* Begin Supplied entries *

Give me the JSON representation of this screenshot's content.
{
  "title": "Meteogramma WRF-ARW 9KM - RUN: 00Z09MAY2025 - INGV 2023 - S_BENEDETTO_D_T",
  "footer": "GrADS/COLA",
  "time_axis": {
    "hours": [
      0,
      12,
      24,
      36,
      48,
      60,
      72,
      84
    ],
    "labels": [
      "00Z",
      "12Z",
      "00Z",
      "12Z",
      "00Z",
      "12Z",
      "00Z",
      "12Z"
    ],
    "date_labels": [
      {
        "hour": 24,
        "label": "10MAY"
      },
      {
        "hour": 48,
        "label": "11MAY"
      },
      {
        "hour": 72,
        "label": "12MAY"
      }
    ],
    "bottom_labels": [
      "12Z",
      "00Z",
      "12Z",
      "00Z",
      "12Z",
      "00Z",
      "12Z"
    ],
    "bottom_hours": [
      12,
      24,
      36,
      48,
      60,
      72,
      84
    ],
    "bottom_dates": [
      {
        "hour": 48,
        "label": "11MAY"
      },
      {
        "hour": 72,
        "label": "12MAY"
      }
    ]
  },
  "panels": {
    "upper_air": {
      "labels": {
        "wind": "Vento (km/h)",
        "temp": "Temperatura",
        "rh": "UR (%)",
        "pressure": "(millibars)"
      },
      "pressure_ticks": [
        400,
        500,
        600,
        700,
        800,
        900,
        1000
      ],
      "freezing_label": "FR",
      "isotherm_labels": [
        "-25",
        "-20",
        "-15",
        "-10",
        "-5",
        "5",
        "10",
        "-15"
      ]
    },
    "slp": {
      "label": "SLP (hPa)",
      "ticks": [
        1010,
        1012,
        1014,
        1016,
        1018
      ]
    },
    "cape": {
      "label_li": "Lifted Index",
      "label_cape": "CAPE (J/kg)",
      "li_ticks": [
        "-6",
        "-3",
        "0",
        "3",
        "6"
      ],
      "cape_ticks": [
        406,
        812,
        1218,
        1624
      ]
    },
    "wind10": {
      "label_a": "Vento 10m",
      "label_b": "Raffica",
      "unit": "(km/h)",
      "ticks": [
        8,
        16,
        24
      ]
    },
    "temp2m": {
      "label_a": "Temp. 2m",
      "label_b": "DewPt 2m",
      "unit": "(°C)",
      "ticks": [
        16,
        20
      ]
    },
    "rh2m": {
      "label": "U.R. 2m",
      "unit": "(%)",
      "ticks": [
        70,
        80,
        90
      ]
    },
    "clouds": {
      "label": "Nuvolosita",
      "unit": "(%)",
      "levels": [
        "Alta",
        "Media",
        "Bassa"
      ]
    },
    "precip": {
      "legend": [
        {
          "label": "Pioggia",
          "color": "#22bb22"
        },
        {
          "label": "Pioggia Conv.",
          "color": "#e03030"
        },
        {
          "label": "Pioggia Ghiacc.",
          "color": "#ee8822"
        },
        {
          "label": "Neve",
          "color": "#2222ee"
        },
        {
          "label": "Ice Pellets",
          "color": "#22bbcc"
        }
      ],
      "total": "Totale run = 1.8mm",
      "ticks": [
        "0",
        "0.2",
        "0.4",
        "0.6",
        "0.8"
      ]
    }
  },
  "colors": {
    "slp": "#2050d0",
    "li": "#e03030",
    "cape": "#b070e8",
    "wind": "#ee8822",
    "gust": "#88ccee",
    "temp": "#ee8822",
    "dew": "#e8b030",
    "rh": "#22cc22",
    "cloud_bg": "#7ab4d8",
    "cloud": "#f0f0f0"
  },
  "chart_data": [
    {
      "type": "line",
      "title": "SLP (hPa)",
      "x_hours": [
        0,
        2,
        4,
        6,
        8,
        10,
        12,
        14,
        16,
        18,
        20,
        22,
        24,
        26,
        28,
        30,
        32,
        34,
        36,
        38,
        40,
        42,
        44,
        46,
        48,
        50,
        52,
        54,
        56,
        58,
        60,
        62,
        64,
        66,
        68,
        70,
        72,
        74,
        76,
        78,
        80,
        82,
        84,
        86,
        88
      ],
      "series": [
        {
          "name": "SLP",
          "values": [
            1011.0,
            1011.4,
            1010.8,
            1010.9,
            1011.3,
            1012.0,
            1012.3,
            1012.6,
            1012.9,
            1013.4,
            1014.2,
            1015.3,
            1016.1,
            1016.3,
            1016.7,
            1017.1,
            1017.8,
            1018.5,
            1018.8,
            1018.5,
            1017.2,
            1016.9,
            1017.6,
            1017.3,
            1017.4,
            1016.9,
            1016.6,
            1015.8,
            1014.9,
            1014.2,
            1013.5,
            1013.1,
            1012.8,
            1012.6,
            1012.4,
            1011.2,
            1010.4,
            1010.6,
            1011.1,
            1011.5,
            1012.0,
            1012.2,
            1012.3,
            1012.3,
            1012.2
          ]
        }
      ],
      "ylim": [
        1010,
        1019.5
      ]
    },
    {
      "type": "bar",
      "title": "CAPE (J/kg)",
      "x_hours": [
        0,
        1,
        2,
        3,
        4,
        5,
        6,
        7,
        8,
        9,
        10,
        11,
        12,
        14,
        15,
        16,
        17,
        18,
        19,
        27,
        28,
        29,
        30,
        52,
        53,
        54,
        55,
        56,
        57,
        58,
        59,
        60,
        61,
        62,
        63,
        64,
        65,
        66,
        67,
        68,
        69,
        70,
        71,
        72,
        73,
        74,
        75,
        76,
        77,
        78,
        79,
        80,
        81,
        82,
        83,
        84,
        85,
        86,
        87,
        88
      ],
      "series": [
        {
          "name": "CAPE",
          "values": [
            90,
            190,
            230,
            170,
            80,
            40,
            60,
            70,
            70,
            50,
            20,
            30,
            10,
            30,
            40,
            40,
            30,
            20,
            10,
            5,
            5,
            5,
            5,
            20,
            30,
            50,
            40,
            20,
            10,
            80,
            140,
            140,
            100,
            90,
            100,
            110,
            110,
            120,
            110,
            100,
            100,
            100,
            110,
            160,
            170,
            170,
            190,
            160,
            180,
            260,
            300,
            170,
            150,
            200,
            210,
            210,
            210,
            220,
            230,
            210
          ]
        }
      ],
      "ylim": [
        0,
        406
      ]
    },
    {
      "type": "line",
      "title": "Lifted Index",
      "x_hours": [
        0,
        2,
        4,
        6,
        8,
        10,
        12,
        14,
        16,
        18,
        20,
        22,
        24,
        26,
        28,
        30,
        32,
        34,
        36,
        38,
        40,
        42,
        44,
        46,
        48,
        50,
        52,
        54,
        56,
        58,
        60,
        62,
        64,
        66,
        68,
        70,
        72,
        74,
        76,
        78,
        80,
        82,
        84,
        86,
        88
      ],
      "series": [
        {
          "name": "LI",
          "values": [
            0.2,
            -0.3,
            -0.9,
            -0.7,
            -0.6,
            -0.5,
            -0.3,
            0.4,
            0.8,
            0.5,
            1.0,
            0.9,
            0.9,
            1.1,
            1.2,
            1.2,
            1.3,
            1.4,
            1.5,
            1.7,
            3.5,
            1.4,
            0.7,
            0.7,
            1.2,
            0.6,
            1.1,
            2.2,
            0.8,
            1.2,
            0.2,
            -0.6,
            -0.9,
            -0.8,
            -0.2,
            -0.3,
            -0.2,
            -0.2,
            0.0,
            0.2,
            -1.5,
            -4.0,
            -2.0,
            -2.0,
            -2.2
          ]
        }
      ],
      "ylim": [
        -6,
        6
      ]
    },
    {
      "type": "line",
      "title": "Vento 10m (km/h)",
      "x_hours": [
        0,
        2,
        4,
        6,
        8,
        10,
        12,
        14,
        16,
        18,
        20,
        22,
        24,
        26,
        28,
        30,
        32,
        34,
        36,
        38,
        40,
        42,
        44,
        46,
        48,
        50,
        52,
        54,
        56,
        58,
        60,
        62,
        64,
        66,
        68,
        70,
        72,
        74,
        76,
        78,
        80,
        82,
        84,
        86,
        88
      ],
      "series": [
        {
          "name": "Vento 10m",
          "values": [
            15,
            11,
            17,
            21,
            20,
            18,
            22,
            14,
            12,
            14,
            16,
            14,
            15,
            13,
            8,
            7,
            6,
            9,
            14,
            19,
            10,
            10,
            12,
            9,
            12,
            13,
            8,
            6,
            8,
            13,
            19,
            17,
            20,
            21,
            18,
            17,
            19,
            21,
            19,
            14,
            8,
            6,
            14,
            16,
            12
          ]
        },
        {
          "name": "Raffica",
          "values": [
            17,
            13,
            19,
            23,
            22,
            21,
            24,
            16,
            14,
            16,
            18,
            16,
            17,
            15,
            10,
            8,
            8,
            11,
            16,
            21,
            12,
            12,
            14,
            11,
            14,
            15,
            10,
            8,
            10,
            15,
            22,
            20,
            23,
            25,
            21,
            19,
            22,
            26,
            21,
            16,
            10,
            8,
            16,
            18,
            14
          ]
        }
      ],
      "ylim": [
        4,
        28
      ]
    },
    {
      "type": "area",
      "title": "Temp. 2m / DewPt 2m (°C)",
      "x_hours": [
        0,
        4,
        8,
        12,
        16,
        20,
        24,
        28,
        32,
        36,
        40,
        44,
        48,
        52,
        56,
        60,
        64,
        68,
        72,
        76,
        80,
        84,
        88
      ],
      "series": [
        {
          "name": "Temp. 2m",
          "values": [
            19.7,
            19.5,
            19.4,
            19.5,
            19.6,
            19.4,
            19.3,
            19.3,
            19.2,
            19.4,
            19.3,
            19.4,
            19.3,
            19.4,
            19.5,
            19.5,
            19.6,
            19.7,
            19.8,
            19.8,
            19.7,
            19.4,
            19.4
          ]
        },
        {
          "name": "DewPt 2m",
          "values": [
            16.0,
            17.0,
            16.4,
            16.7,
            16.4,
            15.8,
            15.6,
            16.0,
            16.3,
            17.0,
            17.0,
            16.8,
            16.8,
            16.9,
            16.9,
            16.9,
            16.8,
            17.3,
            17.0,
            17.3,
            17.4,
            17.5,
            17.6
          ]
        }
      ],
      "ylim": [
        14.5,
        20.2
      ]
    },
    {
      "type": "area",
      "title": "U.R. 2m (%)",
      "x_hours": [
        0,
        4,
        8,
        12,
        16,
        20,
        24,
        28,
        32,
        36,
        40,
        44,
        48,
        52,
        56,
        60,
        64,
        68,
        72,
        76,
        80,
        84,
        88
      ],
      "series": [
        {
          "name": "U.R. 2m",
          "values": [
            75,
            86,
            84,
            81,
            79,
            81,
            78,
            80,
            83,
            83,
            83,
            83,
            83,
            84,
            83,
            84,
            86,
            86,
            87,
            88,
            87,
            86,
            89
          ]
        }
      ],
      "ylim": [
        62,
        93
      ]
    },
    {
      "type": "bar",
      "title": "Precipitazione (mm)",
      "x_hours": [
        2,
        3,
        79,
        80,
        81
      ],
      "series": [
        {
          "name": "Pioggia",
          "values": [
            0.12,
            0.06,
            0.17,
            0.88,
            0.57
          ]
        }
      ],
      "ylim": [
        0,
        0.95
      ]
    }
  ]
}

* End Supplied entries *

▶ [Work instructions]
Reproduce every line from the entries that holds the word "name".

▶ [Result of this task]
          "name": "SLP",
          "name": "CAPE",
          "name": "LI",
          "name": "Vento 10m",
          "name": "Raffica",
          "name": "Temp. 2m",
          "name": "DewPt 2m",
          "name": "U.R. 2m",
          "name": "Pioggia",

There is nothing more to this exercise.